WHAT THE EXERCISE ASKS: Retype all of the listing exactly, passing over any picture you find.

Dataset records:
.....

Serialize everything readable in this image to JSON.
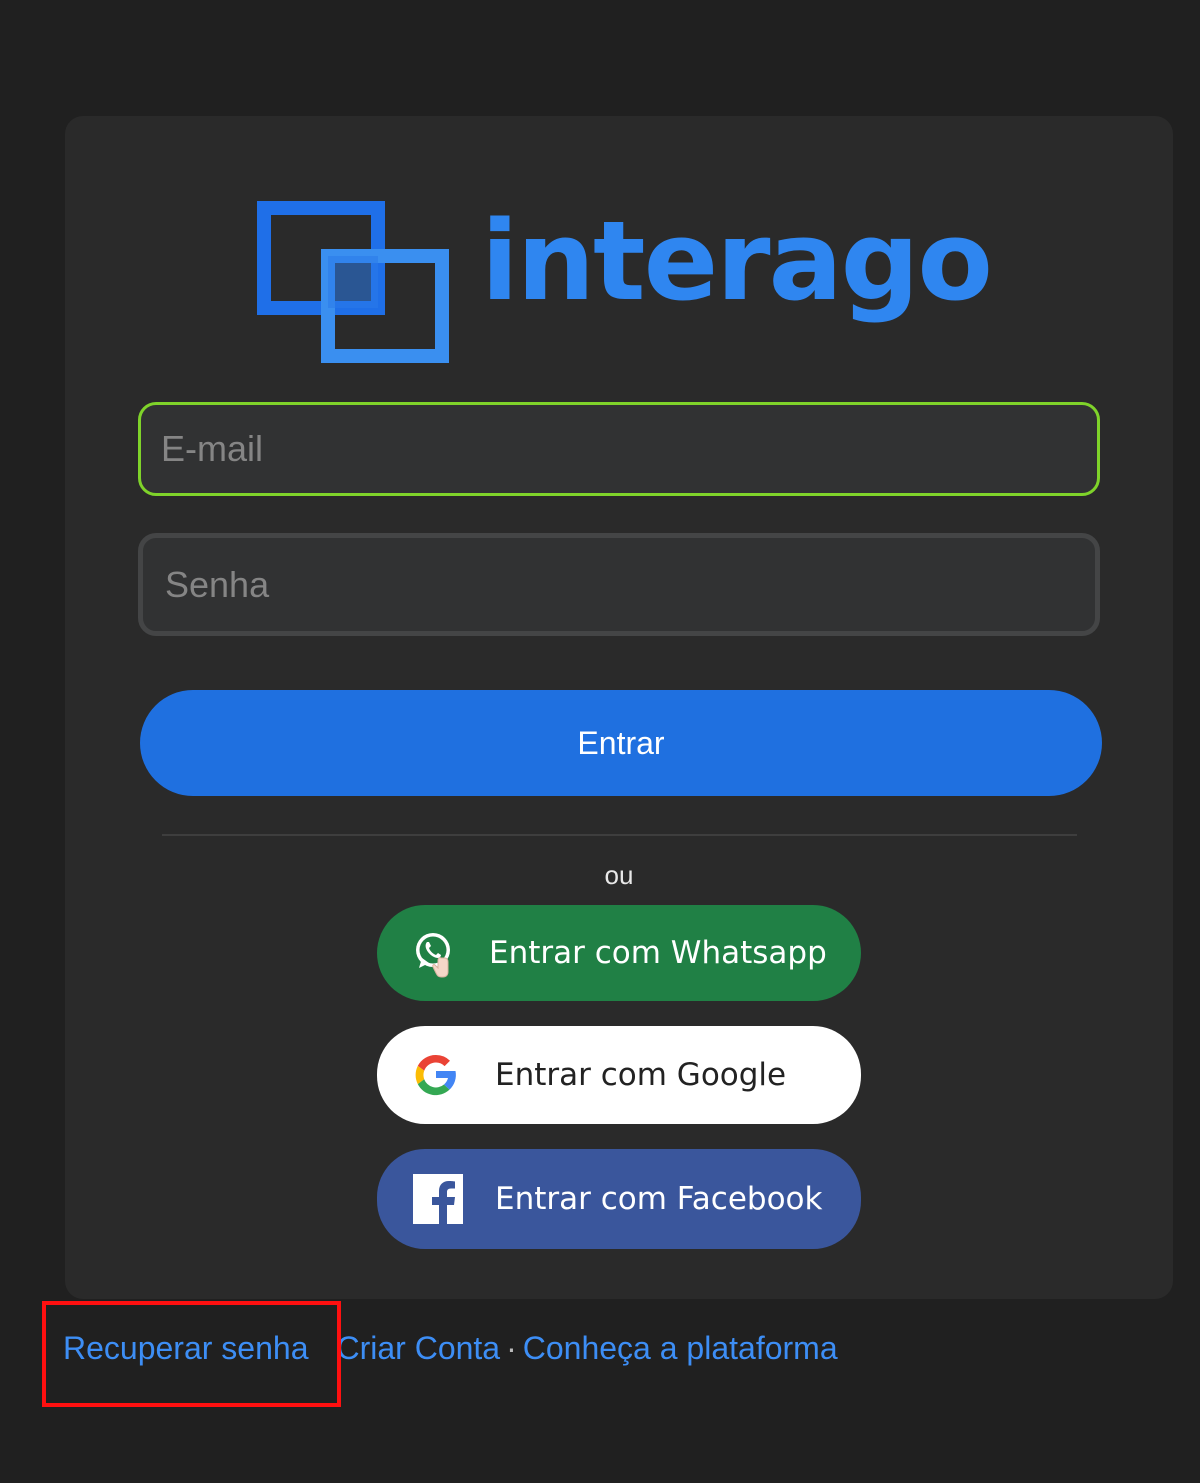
{
  "brand": {
    "name": "interago",
    "color": "#2f86f0"
  },
  "form": {
    "email_placeholder": "E-mail",
    "password_placeholder": "Senha",
    "submit_label": "Entrar",
    "divider_text": "ou"
  },
  "social": {
    "whatsapp": {
      "label": "Entrar com Whatsapp",
      "icon": "whatsapp-icon",
      "color": "#208045"
    },
    "google": {
      "label": "Entrar com Google",
      "icon": "google-icon",
      "color": "#ffffff"
    },
    "facebook": {
      "label": "Entrar com Facebook",
      "icon": "facebook-icon",
      "color": "#3a569c"
    }
  },
  "footer": {
    "recover_password": "Recuperar senha",
    "create_account": "Criar Conta",
    "separator": "·",
    "discover_platform": "Conheça a plataforma"
  },
  "colors": {
    "primary": "#1f70e0",
    "email_focus_border": "#7fd32a",
    "highlight_box": "#ff1010",
    "link": "#3d8ef5"
  }
}
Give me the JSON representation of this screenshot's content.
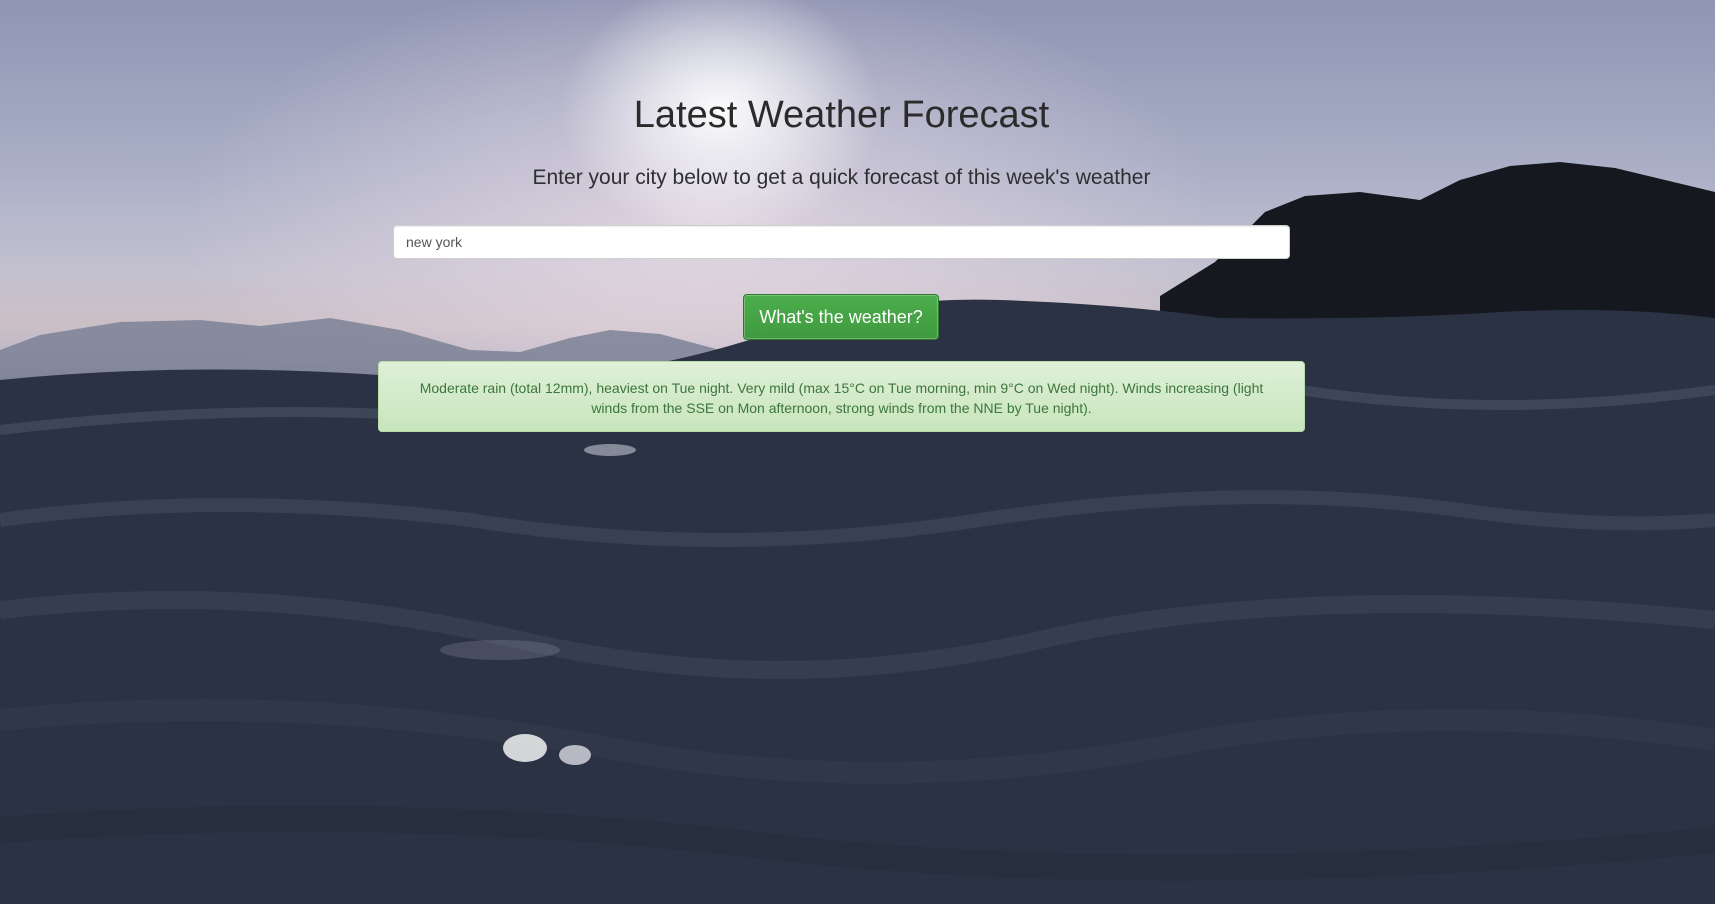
{
  "page": {
    "title": "Latest Weather Forecast",
    "subtitle": "Enter your city below to get a quick forecast of this week's weather"
  },
  "search": {
    "value": "new york",
    "placeholder": ""
  },
  "button": {
    "label": "What's the weather?"
  },
  "result": {
    "text": "Moderate rain (total 12mm), heaviest on Tue night. Very mild (max 15°C on Tue morning, min 9°C on Wed night). Winds increasing (light winds from the SSE on Mon afternoon, strong winds from the NNE by Tue night)."
  },
  "colors": {
    "button": "#449d44",
    "alert_background": "#dff0d8",
    "alert_text": "#3c763d"
  }
}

.....

EXERCISE ANSWER:
Serialize everything readable in this image to JSON.
{
  "brand": {
    "name": "interago",
    "color": "#2f86f0"
  },
  "form": {
    "email_placeholder": "E-mail",
    "password_placeholder": "Senha",
    "submit_label": "Entrar",
    "divider_text": "ou"
  },
  "social": {
    "whatsapp": {
      "label": "Entrar com Whatsapp",
      "icon": "whatsapp-icon",
      "color": "#208045"
    },
    "google": {
      "label": "Entrar com Google",
      "icon": "google-icon",
      "color": "#ffffff"
    },
    "facebook": {
      "label": "Entrar com Facebook",
      "icon": "facebook-icon",
      "color": "#3a569c"
    }
  },
  "footer": {
    "recover_password": "Recuperar senha",
    "create_account": "Criar Conta",
    "separator": "·",
    "discover_platform": "Conheça a plataforma"
  },
  "colors": {
    "primary": "#1f70e0",
    "email_focus_border": "#7fd32a",
    "highlight_box": "#ff1010",
    "link": "#3d8ef5"
  }
}
Give me the JSON representation of this screenshot's content.
{
  "page": {
    "title": "Latest Weather Forecast",
    "subtitle": "Enter your city below to get a quick forecast of this week's weather"
  },
  "search": {
    "value": "new york",
    "placeholder": ""
  },
  "button": {
    "label": "What's the weather?"
  },
  "result": {
    "text": "Moderate rain (total 12mm), heaviest on Tue night. Very mild (max 15°C on Tue morning, min 9°C on Wed night). Winds increasing (light winds from the SSE on Mon afternoon, strong winds from the NNE by Tue night)."
  },
  "colors": {
    "button": "#449d44",
    "alert_background": "#dff0d8",
    "alert_text": "#3c763d"
  }
}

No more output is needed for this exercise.